▸ Exercise objective:
Each record is to be transcribed exactly.

▸ Records to use:
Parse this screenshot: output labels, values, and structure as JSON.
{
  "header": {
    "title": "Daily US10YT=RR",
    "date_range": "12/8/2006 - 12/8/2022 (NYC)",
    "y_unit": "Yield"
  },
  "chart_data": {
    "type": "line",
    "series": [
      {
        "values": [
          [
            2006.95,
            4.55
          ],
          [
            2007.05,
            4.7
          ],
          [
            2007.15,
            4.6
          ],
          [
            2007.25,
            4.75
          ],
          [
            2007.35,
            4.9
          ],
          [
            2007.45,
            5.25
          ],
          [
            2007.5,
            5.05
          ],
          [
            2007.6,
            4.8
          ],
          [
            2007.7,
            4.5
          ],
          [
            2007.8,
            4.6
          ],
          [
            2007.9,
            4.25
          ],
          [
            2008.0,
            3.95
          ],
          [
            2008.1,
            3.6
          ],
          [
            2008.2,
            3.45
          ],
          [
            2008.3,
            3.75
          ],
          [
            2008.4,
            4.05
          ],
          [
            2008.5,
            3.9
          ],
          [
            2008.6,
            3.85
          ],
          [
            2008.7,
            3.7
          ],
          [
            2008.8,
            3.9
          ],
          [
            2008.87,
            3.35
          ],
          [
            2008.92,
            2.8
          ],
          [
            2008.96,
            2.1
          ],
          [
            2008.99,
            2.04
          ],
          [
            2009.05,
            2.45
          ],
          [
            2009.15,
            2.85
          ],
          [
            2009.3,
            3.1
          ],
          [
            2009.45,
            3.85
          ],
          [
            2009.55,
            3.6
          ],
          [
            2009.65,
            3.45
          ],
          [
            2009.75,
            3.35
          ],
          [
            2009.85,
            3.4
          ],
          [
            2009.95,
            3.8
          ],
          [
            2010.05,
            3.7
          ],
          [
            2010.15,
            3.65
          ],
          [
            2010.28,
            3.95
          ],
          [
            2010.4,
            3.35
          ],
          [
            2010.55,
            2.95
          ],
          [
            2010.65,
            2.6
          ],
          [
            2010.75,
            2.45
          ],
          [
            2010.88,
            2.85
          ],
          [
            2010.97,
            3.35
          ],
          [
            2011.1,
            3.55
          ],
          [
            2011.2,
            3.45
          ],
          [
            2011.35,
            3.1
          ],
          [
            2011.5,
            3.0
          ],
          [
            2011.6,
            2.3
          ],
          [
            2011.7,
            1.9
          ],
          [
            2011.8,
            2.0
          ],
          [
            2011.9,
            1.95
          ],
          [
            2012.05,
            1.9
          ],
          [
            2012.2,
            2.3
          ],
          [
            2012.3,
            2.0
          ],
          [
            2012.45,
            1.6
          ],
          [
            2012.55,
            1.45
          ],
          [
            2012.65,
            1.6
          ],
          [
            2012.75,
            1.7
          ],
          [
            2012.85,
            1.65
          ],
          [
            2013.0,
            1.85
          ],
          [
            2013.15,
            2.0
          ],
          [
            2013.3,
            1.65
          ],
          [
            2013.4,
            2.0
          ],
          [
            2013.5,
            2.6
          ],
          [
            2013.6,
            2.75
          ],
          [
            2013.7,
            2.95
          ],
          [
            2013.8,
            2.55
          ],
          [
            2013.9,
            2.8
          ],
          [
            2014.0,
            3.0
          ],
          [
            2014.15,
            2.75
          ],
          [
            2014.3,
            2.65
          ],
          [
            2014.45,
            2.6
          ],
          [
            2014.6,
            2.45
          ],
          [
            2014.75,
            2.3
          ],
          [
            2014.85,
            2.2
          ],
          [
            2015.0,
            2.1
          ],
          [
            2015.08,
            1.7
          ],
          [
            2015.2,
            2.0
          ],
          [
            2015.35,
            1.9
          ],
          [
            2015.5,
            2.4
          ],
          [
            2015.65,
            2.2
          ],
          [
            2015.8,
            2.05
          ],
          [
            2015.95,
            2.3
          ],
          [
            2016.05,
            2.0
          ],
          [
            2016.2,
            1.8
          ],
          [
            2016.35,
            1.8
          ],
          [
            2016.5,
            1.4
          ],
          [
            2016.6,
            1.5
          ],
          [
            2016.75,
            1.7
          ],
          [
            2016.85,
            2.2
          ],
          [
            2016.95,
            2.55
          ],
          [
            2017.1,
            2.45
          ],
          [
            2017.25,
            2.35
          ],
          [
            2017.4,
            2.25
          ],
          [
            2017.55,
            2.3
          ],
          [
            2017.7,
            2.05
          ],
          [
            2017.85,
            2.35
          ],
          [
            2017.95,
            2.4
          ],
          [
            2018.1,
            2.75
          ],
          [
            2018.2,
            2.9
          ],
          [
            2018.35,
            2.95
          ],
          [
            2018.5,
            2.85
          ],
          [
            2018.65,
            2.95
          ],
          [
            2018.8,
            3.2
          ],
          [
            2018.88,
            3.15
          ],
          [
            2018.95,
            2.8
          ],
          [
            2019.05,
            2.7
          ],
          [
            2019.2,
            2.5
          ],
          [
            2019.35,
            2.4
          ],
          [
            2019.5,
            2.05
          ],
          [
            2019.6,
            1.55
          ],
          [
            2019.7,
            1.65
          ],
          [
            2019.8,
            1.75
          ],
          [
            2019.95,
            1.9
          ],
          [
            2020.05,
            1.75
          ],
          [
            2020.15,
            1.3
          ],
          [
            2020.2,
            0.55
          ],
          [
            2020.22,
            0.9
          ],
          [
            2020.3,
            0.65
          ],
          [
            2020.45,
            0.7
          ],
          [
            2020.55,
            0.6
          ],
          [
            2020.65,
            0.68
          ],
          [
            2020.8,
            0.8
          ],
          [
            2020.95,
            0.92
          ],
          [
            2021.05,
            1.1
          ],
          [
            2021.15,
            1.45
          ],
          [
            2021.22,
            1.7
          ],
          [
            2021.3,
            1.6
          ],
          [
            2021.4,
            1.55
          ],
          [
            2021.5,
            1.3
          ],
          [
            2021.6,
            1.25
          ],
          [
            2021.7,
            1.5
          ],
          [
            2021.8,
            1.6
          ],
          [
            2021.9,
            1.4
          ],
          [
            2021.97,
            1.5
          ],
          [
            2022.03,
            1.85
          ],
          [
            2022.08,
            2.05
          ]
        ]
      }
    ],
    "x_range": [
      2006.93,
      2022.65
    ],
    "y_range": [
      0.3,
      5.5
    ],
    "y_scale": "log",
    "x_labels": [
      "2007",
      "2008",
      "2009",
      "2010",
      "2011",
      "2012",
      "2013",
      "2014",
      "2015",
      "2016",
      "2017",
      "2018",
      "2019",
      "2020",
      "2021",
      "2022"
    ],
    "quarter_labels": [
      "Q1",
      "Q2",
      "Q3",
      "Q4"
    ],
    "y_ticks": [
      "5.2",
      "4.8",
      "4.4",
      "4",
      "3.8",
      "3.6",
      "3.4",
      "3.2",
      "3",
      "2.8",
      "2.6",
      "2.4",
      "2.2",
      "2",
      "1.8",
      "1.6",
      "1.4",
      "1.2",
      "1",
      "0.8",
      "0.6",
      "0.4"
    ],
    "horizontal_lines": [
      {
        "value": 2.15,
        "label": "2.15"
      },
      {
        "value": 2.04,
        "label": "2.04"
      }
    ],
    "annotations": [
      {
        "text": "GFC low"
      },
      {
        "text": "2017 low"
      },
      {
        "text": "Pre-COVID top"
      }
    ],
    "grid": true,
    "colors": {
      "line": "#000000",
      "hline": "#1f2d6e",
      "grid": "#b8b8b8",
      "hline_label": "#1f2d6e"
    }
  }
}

▸ Response for this exercise:
Parse this screenshot: output labels, values, and structure as JSON.
{
  "header": {
    "title": "Daily US10YT=RR",
    "date_range": "12/8/2006 - 12/8/2022 (NYC)",
    "y_unit": "Yield"
  },
  "chart_data": {
    "type": "line",
    "series": [
      {
        "values": [
          [
            2006.95,
            4.55
          ],
          [
            2007.05,
            4.7
          ],
          [
            2007.15,
            4.6
          ],
          [
            2007.25,
            4.75
          ],
          [
            2007.35,
            4.9
          ],
          [
            2007.45,
            5.25
          ],
          [
            2007.5,
            5.05
          ],
          [
            2007.6,
            4.8
          ],
          [
            2007.7,
            4.5
          ],
          [
            2007.8,
            4.6
          ],
          [
            2007.9,
            4.25
          ],
          [
            2008.0,
            3.95
          ],
          [
            2008.1,
            3.6
          ],
          [
            2008.2,
            3.45
          ],
          [
            2008.3,
            3.75
          ],
          [
            2008.4,
            4.05
          ],
          [
            2008.5,
            3.9
          ],
          [
            2008.6,
            3.85
          ],
          [
            2008.7,
            3.7
          ],
          [
            2008.8,
            3.9
          ],
          [
            2008.87,
            3.35
          ],
          [
            2008.92,
            2.8
          ],
          [
            2008.96,
            2.1
          ],
          [
            2008.99,
            2.04
          ],
          [
            2009.05,
            2.45
          ],
          [
            2009.15,
            2.85
          ],
          [
            2009.3,
            3.1
          ],
          [
            2009.45,
            3.85
          ],
          [
            2009.55,
            3.6
          ],
          [
            2009.65,
            3.45
          ],
          [
            2009.75,
            3.35
          ],
          [
            2009.85,
            3.4
          ],
          [
            2009.95,
            3.8
          ],
          [
            2010.05,
            3.7
          ],
          [
            2010.15,
            3.65
          ],
          [
            2010.28,
            3.95
          ],
          [
            2010.4,
            3.35
          ],
          [
            2010.55,
            2.95
          ],
          [
            2010.65,
            2.6
          ],
          [
            2010.75,
            2.45
          ],
          [
            2010.88,
            2.85
          ],
          [
            2010.97,
            3.35
          ],
          [
            2011.1,
            3.55
          ],
          [
            2011.2,
            3.45
          ],
          [
            2011.35,
            3.1
          ],
          [
            2011.5,
            3.0
          ],
          [
            2011.6,
            2.3
          ],
          [
            2011.7,
            1.9
          ],
          [
            2011.8,
            2.0
          ],
          [
            2011.9,
            1.95
          ],
          [
            2012.05,
            1.9
          ],
          [
            2012.2,
            2.3
          ],
          [
            2012.3,
            2.0
          ],
          [
            2012.45,
            1.6
          ],
          [
            2012.55,
            1.45
          ],
          [
            2012.65,
            1.6
          ],
          [
            2012.75,
            1.7
          ],
          [
            2012.85,
            1.65
          ],
          [
            2013.0,
            1.85
          ],
          [
            2013.15,
            2.0
          ],
          [
            2013.3,
            1.65
          ],
          [
            2013.4,
            2.0
          ],
          [
            2013.5,
            2.6
          ],
          [
            2013.6,
            2.75
          ],
          [
            2013.7,
            2.95
          ],
          [
            2013.8,
            2.55
          ],
          [
            2013.9,
            2.8
          ],
          [
            2014.0,
            3.0
          ],
          [
            2014.15,
            2.75
          ],
          [
            2014.3,
            2.65
          ],
          [
            2014.45,
            2.6
          ],
          [
            2014.6,
            2.45
          ],
          [
            2014.75,
            2.3
          ],
          [
            2014.85,
            2.2
          ],
          [
            2015.0,
            2.1
          ],
          [
            2015.08,
            1.7
          ],
          [
            2015.2,
            2.0
          ],
          [
            2015.35,
            1.9
          ],
          [
            2015.5,
            2.4
          ],
          [
            2015.65,
            2.2
          ],
          [
            2015.8,
            2.05
          ],
          [
            2015.95,
            2.3
          ],
          [
            2016.05,
            2.0
          ],
          [
            2016.2,
            1.8
          ],
          [
            2016.35,
            1.8
          ],
          [
            2016.5,
            1.4
          ],
          [
            2016.6,
            1.5
          ],
          [
            2016.75,
            1.7
          ],
          [
            2016.85,
            2.2
          ],
          [
            2016.95,
            2.55
          ],
          [
            2017.1,
            2.45
          ],
          [
            2017.25,
            2.35
          ],
          [
            2017.4,
            2.25
          ],
          [
            2017.55,
            2.3
          ],
          [
            2017.7,
            2.05
          ],
          [
            2017.85,
            2.35
          ],
          [
            2017.95,
            2.4
          ],
          [
            2018.1,
            2.75
          ],
          [
            2018.2,
            2.9
          ],
          [
            2018.35,
            2.95
          ],
          [
            2018.5,
            2.85
          ],
          [
            2018.65,
            2.95
          ],
          [
            2018.8,
            3.2
          ],
          [
            2018.88,
            3.15
          ],
          [
            2018.95,
            2.8
          ],
          [
            2019.05,
            2.7
          ],
          [
            2019.2,
            2.5
          ],
          [
            2019.35,
            2.4
          ],
          [
            2019.5,
            2.05
          ],
          [
            2019.6,
            1.55
          ],
          [
            2019.7,
            1.65
          ],
          [
            2019.8,
            1.75
          ],
          [
            2019.95,
            1.9
          ],
          [
            2020.05,
            1.75
          ],
          [
            2020.15,
            1.3
          ],
          [
            2020.2,
            0.55
          ],
          [
            2020.22,
            0.9
          ],
          [
            2020.3,
            0.65
          ],
          [
            2020.45,
            0.7
          ],
          [
            2020.55,
            0.6
          ],
          [
            2020.65,
            0.68
          ],
          [
            2020.8,
            0.8
          ],
          [
            2020.95,
            0.92
          ],
          [
            2021.05,
            1.1
          ],
          [
            2021.15,
            1.45
          ],
          [
            2021.22,
            1.7
          ],
          [
            2021.3,
            1.6
          ],
          [
            2021.4,
            1.55
          ],
          [
            2021.5,
            1.3
          ],
          [
            2021.6,
            1.25
          ],
          [
            2021.7,
            1.5
          ],
          [
            2021.8,
            1.6
          ],
          [
            2021.9,
            1.4
          ],
          [
            2021.97,
            1.5
          ],
          [
            2022.03,
            1.85
          ],
          [
            2022.08,
            2.05
          ]
        ]
      }
    ],
    "x_range": [
      2006.93,
      2022.65
    ],
    "y_range": [
      0.3,
      5.5
    ],
    "y_scale": "log",
    "x_labels": [
      "2007",
      "2008",
      "2009",
      "2010",
      "2011",
      "2012",
      "2013",
      "2014",
      "2015",
      "2016",
      "2017",
      "2018",
      "2019",
      "2020",
      "2021",
      "2022"
    ],
    "quarter_labels": [
      "Q1",
      "Q2",
      "Q3",
      "Q4"
    ],
    "y_ticks": [
      "5.2",
      "4.8",
      "4.4",
      "4",
      "3.8",
      "3.6",
      "3.4",
      "3.2",
      "3",
      "2.8",
      "2.6",
      "2.4",
      "2.2",
      "2",
      "1.8",
      "1.6",
      "1.4",
      "1.2",
      "1",
      "0.8",
      "0.6",
      "0.4"
    ],
    "horizontal_lines": [
      {
        "value": 2.15,
        "label": "2.15"
      },
      {
        "value": 2.04,
        "label": "2.04"
      }
    ],
    "annotations": [
      {
        "text": "GFC low"
      },
      {
        "text": "2017 low"
      },
      {
        "text": "Pre-COVID top"
      }
    ],
    "grid": true,
    "colors": {
      "line": "#000000",
      "hline": "#1f2d6e",
      "grid": "#b8b8b8",
      "hline_label": "#1f2d6e"
    }
  }
}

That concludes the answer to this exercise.